RECORDS SUPPLIED:
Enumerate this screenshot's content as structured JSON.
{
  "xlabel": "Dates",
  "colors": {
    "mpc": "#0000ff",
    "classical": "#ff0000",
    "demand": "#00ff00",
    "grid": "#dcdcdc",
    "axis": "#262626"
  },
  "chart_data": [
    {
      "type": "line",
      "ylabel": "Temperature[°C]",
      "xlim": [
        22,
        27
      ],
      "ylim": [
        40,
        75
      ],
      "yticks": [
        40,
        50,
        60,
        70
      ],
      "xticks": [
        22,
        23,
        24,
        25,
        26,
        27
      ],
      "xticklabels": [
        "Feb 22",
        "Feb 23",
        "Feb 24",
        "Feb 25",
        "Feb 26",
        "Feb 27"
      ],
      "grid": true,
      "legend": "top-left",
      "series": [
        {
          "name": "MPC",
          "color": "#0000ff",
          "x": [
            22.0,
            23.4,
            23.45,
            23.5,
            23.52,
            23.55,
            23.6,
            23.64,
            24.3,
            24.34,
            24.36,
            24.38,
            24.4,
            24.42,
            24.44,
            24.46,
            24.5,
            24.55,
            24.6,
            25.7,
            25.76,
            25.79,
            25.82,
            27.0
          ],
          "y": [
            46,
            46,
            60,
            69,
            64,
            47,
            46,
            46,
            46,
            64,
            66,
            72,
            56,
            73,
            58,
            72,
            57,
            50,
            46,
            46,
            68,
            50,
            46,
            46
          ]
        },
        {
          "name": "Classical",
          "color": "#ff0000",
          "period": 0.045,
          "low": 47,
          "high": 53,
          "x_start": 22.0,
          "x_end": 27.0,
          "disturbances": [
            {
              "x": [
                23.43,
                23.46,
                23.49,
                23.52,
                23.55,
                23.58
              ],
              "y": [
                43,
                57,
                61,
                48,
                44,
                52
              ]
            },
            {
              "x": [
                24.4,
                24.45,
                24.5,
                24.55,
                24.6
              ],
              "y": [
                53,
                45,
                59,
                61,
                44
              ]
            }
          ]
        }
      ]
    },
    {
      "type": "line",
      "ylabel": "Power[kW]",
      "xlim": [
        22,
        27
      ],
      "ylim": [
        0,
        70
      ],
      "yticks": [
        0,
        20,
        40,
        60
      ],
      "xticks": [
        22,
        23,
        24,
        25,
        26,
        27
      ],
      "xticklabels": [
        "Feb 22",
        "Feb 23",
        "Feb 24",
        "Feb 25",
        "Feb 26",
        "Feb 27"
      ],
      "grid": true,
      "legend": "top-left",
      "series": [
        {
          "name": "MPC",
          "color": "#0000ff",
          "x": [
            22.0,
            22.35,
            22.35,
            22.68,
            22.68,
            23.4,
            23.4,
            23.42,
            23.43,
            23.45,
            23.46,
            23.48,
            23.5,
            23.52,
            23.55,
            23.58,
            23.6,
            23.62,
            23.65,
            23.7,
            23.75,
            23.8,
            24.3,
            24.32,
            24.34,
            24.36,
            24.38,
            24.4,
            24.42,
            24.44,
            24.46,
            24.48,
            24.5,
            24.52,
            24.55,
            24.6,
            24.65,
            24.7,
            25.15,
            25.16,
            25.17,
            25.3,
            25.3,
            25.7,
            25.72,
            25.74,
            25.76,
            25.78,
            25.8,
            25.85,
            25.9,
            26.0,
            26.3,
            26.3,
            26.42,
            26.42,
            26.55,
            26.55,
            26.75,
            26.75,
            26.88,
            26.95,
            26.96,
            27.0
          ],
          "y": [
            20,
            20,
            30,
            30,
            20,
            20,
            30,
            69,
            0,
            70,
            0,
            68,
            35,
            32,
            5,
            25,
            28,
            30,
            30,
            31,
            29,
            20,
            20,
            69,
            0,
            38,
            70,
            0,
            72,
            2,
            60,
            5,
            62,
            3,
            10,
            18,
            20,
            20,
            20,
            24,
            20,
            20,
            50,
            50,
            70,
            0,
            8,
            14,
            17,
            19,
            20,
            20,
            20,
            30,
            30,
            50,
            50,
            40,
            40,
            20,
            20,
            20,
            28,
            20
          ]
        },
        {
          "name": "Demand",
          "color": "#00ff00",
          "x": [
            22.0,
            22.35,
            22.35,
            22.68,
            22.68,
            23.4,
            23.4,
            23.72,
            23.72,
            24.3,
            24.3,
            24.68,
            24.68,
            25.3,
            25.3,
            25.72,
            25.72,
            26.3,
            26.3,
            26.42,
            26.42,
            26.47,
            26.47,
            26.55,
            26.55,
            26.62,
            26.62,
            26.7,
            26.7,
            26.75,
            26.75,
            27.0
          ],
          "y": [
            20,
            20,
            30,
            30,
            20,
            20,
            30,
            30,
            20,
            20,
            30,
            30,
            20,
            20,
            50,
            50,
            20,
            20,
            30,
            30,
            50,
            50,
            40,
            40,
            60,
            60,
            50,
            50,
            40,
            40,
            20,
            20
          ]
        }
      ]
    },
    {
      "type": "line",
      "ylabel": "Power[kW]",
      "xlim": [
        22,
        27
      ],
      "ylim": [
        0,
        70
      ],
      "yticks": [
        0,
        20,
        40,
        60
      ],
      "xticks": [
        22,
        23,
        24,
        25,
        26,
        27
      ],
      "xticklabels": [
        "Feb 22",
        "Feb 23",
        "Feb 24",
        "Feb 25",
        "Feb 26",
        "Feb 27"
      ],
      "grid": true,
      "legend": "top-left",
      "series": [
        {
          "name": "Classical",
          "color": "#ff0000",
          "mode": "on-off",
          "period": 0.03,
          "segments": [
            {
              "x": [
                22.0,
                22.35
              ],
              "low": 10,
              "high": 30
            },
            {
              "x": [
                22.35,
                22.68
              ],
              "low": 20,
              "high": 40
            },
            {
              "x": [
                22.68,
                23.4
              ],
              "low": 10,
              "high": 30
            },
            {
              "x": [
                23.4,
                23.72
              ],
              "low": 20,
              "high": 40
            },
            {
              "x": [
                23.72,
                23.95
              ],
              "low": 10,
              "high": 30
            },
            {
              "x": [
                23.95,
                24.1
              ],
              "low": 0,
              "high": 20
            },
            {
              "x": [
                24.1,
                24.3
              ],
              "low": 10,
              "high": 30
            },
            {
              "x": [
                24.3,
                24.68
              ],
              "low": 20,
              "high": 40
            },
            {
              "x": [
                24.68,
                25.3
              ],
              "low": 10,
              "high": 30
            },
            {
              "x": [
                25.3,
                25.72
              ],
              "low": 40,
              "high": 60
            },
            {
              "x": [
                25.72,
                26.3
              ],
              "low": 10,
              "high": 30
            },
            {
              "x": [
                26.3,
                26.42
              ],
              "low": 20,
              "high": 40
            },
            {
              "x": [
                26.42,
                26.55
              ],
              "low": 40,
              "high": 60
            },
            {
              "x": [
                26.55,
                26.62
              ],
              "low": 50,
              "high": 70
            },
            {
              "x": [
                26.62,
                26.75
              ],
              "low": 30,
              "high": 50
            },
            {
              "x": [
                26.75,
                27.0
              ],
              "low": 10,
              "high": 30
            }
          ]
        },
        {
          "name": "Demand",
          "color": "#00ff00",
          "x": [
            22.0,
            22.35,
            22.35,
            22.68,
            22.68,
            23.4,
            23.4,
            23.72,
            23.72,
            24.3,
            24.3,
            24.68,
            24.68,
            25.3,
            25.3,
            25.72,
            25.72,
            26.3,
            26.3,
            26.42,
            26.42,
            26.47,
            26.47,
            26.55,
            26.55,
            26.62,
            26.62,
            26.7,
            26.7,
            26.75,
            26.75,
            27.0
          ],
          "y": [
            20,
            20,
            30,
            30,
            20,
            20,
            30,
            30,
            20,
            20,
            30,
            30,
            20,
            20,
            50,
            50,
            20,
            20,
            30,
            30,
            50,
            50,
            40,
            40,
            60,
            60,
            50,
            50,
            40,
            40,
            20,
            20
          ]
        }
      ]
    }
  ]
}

EXERCISE:
Print all of the entries exactly as they appear.

SOLVED EXERCISE:
Enumerate this screenshot's content as structured JSON.
{
  "xlabel": "Dates",
  "colors": {
    "mpc": "#0000ff",
    "classical": "#ff0000",
    "demand": "#00ff00",
    "grid": "#dcdcdc",
    "axis": "#262626"
  },
  "chart_data": [
    {
      "type": "line",
      "ylabel": "Temperature[°C]",
      "xlim": [
        22,
        27
      ],
      "ylim": [
        40,
        75
      ],
      "yticks": [
        40,
        50,
        60,
        70
      ],
      "xticks": [
        22,
        23,
        24,
        25,
        26,
        27
      ],
      "xticklabels": [
        "Feb 22",
        "Feb 23",
        "Feb 24",
        "Feb 25",
        "Feb 26",
        "Feb 27"
      ],
      "grid": true,
      "legend": "top-left",
      "series": [
        {
          "name": "MPC",
          "color": "#0000ff",
          "x": [
            22.0,
            23.4,
            23.45,
            23.5,
            23.52,
            23.55,
            23.6,
            23.64,
            24.3,
            24.34,
            24.36,
            24.38,
            24.4,
            24.42,
            24.44,
            24.46,
            24.5,
            24.55,
            24.6,
            25.7,
            25.76,
            25.79,
            25.82,
            27.0
          ],
          "y": [
            46,
            46,
            60,
            69,
            64,
            47,
            46,
            46,
            46,
            64,
            66,
            72,
            56,
            73,
            58,
            72,
            57,
            50,
            46,
            46,
            68,
            50,
            46,
            46
          ]
        },
        {
          "name": "Classical",
          "color": "#ff0000",
          "period": 0.045,
          "low": 47,
          "high": 53,
          "x_start": 22.0,
          "x_end": 27.0,
          "disturbances": [
            {
              "x": [
                23.43,
                23.46,
                23.49,
                23.52,
                23.55,
                23.58
              ],
              "y": [
                43,
                57,
                61,
                48,
                44,
                52
              ]
            },
            {
              "x": [
                24.4,
                24.45,
                24.5,
                24.55,
                24.6
              ],
              "y": [
                53,
                45,
                59,
                61,
                44
              ]
            }
          ]
        }
      ]
    },
    {
      "type": "line",
      "ylabel": "Power[kW]",
      "xlim": [
        22,
        27
      ],
      "ylim": [
        0,
        70
      ],
      "yticks": [
        0,
        20,
        40,
        60
      ],
      "xticks": [
        22,
        23,
        24,
        25,
        26,
        27
      ],
      "xticklabels": [
        "Feb 22",
        "Feb 23",
        "Feb 24",
        "Feb 25",
        "Feb 26",
        "Feb 27"
      ],
      "grid": true,
      "legend": "top-left",
      "series": [
        {
          "name": "MPC",
          "color": "#0000ff",
          "x": [
            22.0,
            22.35,
            22.35,
            22.68,
            22.68,
            23.4,
            23.4,
            23.42,
            23.43,
            23.45,
            23.46,
            23.48,
            23.5,
            23.52,
            23.55,
            23.58,
            23.6,
            23.62,
            23.65,
            23.7,
            23.75,
            23.8,
            24.3,
            24.32,
            24.34,
            24.36,
            24.38,
            24.4,
            24.42,
            24.44,
            24.46,
            24.48,
            24.5,
            24.52,
            24.55,
            24.6,
            24.65,
            24.7,
            25.15,
            25.16,
            25.17,
            25.3,
            25.3,
            25.7,
            25.72,
            25.74,
            25.76,
            25.78,
            25.8,
            25.85,
            25.9,
            26.0,
            26.3,
            26.3,
            26.42,
            26.42,
            26.55,
            26.55,
            26.75,
            26.75,
            26.88,
            26.95,
            26.96,
            27.0
          ],
          "y": [
            20,
            20,
            30,
            30,
            20,
            20,
            30,
            69,
            0,
            70,
            0,
            68,
            35,
            32,
            5,
            25,
            28,
            30,
            30,
            31,
            29,
            20,
            20,
            69,
            0,
            38,
            70,
            0,
            72,
            2,
            60,
            5,
            62,
            3,
            10,
            18,
            20,
            20,
            20,
            24,
            20,
            20,
            50,
            50,
            70,
            0,
            8,
            14,
            17,
            19,
            20,
            20,
            20,
            30,
            30,
            50,
            50,
            40,
            40,
            20,
            20,
            20,
            28,
            20
          ]
        },
        {
          "name": "Demand",
          "color": "#00ff00",
          "x": [
            22.0,
            22.35,
            22.35,
            22.68,
            22.68,
            23.4,
            23.4,
            23.72,
            23.72,
            24.3,
            24.3,
            24.68,
            24.68,
            25.3,
            25.3,
            25.72,
            25.72,
            26.3,
            26.3,
            26.42,
            26.42,
            26.47,
            26.47,
            26.55,
            26.55,
            26.62,
            26.62,
            26.7,
            26.7,
            26.75,
            26.75,
            27.0
          ],
          "y": [
            20,
            20,
            30,
            30,
            20,
            20,
            30,
            30,
            20,
            20,
            30,
            30,
            20,
            20,
            50,
            50,
            20,
            20,
            30,
            30,
            50,
            50,
            40,
            40,
            60,
            60,
            50,
            50,
            40,
            40,
            20,
            20
          ]
        }
      ]
    },
    {
      "type": "line",
      "ylabel": "Power[kW]",
      "xlim": [
        22,
        27
      ],
      "ylim": [
        0,
        70
      ],
      "yticks": [
        0,
        20,
        40,
        60
      ],
      "xticks": [
        22,
        23,
        24,
        25,
        26,
        27
      ],
      "xticklabels": [
        "Feb 22",
        "Feb 23",
        "Feb 24",
        "Feb 25",
        "Feb 26",
        "Feb 27"
      ],
      "grid": true,
      "legend": "top-left",
      "series": [
        {
          "name": "Classical",
          "color": "#ff0000",
          "mode": "on-off",
          "period": 0.03,
          "segments": [
            {
              "x": [
                22.0,
                22.35
              ],
              "low": 10,
              "high": 30
            },
            {
              "x": [
                22.35,
                22.68
              ],
              "low": 20,
              "high": 40
            },
            {
              "x": [
                22.68,
                23.4
              ],
              "low": 10,
              "high": 30
            },
            {
              "x": [
                23.4,
                23.72
              ],
              "low": 20,
              "high": 40
            },
            {
              "x": [
                23.72,
                23.95
              ],
              "low": 10,
              "high": 30
            },
            {
              "x": [
                23.95,
                24.1
              ],
              "low": 0,
              "high": 20
            },
            {
              "x": [
                24.1,
                24.3
              ],
              "low": 10,
              "high": 30
            },
            {
              "x": [
                24.3,
                24.68
              ],
              "low": 20,
              "high": 40
            },
            {
              "x": [
                24.68,
                25.3
              ],
              "low": 10,
              "high": 30
            },
            {
              "x": [
                25.3,
                25.72
              ],
              "low": 40,
              "high": 60
            },
            {
              "x": [
                25.72,
                26.3
              ],
              "low": 10,
              "high": 30
            },
            {
              "x": [
                26.3,
                26.42
              ],
              "low": 20,
              "high": 40
            },
            {
              "x": [
                26.42,
                26.55
              ],
              "low": 40,
              "high": 60
            },
            {
              "x": [
                26.55,
                26.62
              ],
              "low": 50,
              "high": 70
            },
            {
              "x": [
                26.62,
                26.75
              ],
              "low": 30,
              "high": 50
            },
            {
              "x": [
                26.75,
                27.0
              ],
              "low": 10,
              "high": 30
            }
          ]
        },
        {
          "name": "Demand",
          "color": "#00ff00",
          "x": [
            22.0,
            22.35,
            22.35,
            22.68,
            22.68,
            23.4,
            23.4,
            23.72,
            23.72,
            24.3,
            24.3,
            24.68,
            24.68,
            25.3,
            25.3,
            25.72,
            25.72,
            26.3,
            26.3,
            26.42,
            26.42,
            26.47,
            26.47,
            26.55,
            26.55,
            26.62,
            26.62,
            26.7,
            26.7,
            26.75,
            26.75,
            27.0
          ],
          "y": [
            20,
            20,
            30,
            30,
            20,
            20,
            30,
            30,
            20,
            20,
            30,
            30,
            20,
            20,
            50,
            50,
            20,
            20,
            30,
            30,
            50,
            50,
            40,
            40,
            60,
            60,
            50,
            50,
            40,
            40,
            20,
            20
          ]
        }
      ]
    }
  ]
}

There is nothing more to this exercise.